» WHAT YOU HAVE TO DO:
Reproduce exactly the lines below, starting with the line that contains "Serialize everything readable" and ending with the last line of the records, both included, and nothing else.

» EXTRACTED RECORDS:
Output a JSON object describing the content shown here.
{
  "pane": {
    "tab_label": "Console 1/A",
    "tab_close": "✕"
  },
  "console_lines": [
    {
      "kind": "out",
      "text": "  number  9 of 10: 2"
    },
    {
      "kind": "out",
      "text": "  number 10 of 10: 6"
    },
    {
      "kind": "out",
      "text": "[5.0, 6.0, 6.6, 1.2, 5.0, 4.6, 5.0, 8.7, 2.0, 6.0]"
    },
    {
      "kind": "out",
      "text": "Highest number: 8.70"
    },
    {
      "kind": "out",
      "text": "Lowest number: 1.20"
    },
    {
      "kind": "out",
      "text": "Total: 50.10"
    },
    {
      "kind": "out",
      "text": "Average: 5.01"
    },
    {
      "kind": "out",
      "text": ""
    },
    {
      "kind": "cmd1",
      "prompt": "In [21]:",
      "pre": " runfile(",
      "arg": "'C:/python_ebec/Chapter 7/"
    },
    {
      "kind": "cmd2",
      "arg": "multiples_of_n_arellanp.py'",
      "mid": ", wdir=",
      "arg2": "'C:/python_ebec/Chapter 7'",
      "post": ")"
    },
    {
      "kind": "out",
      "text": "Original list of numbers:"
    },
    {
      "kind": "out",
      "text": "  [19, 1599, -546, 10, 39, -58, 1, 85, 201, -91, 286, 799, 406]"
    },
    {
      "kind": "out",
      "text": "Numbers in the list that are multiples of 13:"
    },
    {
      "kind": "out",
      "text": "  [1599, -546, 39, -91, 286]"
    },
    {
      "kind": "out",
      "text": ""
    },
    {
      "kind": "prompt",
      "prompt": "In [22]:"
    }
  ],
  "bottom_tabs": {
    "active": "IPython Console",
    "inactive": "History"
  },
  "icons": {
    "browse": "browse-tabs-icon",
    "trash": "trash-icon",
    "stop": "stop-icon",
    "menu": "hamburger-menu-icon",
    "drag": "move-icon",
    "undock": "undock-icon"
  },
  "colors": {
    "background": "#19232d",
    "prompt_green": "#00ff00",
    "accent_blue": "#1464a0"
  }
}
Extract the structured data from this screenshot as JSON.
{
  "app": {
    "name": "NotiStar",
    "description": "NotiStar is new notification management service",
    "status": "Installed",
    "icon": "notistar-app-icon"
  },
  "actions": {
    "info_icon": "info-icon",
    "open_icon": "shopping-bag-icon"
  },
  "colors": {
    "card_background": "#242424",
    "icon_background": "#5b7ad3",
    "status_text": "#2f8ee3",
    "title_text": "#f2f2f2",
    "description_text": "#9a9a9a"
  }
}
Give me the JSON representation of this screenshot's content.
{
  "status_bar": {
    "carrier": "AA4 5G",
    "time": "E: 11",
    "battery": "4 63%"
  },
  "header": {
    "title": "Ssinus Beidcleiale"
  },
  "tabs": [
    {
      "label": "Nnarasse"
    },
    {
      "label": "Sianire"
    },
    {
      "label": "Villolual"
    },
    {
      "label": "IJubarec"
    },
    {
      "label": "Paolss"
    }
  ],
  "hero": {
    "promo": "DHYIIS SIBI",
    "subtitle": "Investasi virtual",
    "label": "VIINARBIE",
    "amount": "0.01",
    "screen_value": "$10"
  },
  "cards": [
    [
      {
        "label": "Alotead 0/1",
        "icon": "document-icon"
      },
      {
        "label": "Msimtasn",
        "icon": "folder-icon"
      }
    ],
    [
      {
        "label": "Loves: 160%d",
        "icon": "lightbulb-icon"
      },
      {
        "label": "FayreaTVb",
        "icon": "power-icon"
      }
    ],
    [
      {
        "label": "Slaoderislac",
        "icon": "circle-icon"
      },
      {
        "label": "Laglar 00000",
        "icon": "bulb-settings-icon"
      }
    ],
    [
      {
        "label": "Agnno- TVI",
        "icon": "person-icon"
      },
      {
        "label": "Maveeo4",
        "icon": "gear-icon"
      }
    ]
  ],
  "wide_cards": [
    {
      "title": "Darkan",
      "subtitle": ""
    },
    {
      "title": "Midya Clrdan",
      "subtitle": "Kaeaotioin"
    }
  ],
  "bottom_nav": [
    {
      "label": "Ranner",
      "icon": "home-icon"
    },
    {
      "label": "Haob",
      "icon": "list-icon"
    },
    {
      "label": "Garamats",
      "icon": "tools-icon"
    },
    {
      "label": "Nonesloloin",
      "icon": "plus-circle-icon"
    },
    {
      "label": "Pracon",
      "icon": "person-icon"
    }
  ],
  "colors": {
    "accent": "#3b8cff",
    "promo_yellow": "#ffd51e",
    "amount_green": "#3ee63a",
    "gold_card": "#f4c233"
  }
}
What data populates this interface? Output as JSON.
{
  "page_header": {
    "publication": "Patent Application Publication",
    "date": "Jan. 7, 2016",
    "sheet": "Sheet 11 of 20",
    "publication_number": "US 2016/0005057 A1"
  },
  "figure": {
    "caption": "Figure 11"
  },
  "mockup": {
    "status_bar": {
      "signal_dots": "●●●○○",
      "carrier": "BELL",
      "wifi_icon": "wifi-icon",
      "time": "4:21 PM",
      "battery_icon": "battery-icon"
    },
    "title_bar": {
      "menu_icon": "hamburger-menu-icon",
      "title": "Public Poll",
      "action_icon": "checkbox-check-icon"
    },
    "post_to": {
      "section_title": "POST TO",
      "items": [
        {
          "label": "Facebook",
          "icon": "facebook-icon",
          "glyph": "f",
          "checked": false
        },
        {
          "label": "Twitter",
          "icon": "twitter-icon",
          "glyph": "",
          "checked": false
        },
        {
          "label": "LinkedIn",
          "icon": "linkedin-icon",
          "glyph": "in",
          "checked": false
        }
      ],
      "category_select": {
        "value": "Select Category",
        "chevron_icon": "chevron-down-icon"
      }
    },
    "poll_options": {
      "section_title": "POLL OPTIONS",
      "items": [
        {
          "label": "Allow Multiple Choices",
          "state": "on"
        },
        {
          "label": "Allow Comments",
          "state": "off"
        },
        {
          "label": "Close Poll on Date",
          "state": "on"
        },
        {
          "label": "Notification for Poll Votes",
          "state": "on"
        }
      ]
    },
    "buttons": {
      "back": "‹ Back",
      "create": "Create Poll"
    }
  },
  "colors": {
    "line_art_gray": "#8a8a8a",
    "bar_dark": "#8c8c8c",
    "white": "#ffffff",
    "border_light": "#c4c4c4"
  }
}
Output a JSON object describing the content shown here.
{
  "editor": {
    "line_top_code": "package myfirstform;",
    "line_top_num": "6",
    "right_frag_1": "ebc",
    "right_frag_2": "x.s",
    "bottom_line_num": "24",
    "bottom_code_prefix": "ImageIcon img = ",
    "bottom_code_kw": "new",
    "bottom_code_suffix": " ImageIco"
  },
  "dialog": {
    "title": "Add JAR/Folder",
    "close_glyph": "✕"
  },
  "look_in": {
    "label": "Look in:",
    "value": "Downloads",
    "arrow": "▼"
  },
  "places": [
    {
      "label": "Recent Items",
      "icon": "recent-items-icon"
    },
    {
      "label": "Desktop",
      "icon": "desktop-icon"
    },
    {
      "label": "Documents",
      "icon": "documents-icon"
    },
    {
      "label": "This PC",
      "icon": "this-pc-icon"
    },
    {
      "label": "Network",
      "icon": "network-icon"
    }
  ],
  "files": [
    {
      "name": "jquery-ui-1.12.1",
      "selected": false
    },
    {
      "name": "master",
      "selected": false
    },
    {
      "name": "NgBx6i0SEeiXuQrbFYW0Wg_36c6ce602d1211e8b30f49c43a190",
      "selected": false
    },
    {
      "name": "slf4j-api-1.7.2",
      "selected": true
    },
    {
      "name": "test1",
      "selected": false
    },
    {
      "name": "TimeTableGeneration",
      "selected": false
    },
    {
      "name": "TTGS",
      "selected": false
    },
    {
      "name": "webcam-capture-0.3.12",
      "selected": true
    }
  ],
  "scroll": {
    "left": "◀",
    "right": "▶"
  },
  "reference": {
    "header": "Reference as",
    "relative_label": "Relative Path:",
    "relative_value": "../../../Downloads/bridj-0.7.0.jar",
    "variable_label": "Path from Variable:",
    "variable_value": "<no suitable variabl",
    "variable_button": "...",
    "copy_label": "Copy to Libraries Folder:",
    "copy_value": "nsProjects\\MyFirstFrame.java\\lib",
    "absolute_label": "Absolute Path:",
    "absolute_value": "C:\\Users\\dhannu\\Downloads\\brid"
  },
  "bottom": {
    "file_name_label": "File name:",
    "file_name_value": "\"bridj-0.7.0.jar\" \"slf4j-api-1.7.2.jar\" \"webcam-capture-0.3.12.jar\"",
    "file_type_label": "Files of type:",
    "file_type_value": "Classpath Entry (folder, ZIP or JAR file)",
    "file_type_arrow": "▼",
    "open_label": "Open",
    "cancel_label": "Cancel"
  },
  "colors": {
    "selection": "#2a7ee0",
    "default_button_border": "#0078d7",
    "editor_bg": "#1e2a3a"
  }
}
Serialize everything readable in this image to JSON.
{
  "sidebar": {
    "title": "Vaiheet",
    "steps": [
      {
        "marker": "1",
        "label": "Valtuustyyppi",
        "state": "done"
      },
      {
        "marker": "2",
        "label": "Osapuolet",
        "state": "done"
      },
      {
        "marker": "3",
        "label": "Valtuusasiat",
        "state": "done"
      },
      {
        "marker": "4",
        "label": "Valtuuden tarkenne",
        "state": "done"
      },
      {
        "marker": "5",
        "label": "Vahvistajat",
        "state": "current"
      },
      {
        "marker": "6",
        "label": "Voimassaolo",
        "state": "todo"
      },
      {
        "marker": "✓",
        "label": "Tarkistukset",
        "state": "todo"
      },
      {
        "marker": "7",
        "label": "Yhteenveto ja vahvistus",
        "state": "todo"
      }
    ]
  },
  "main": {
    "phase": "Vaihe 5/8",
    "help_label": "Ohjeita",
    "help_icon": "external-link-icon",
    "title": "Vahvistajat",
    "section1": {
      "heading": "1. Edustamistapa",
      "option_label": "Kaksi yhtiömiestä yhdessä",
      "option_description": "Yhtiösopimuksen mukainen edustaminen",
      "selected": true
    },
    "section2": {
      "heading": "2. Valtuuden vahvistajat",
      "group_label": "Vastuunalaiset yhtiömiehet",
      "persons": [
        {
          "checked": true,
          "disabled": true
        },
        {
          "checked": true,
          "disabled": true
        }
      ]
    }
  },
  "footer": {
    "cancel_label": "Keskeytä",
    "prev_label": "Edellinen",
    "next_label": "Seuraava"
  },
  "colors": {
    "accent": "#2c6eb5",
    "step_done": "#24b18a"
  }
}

» EXERCISE SOLUTION:
Serialize everything readable in this image to JSON.
{
  "sidebar": {
    "title": "Vaiheet",
    "steps": [
      {
        "marker": "1",
        "label": "Valtuustyyppi",
        "state": "done"
      },
      {
        "marker": "2",
        "label": "Osapuolet",
        "state": "done"
      },
      {
        "marker": "3",
        "label": "Valtuusasiat",
        "state": "done"
      },
      {
        "marker": "4",
        "label": "Valtuuden tarkenne",
        "state": "done"
      },
      {
        "marker": "5",
        "label": "Vahvistajat",
        "state": "current"
      },
      {
        "marker": "6",
        "label": "Voimassaolo",
        "state": "todo"
      },
      {
        "marker": "✓",
        "label": "Tarkistukset",
        "state": "todo"
      },
      {
        "marker": "7",
        "label": "Yhteenveto ja vahvistus",
        "state": "todo"
      }
    ]
  },
  "main": {
    "phase": "Vaihe 5/8",
    "help_label": "Ohjeita",
    "help_icon": "external-link-icon",
    "title": "Vahvistajat",
    "section1": {
      "heading": "1. Edustamistapa",
      "option_label": "Kaksi yhtiömiestä yhdessä",
      "option_description": "Yhtiösopimuksen mukainen edustaminen",
      "selected": true
    },
    "section2": {
      "heading": "2. Valtuuden vahvistajat",
      "group_label": "Vastuunalaiset yhtiömiehet",
      "persons": [
        {
          "checked": true,
          "disabled": true
        },
        {
          "checked": true,
          "disabled": true
        }
      ]
    }
  },
  "footer": {
    "cancel_label": "Keskeytä",
    "prev_label": "Edellinen",
    "next_label": "Seuraava"
  },
  "colors": {
    "accent": "#2c6eb5",
    "step_done": "#24b18a"
  }
}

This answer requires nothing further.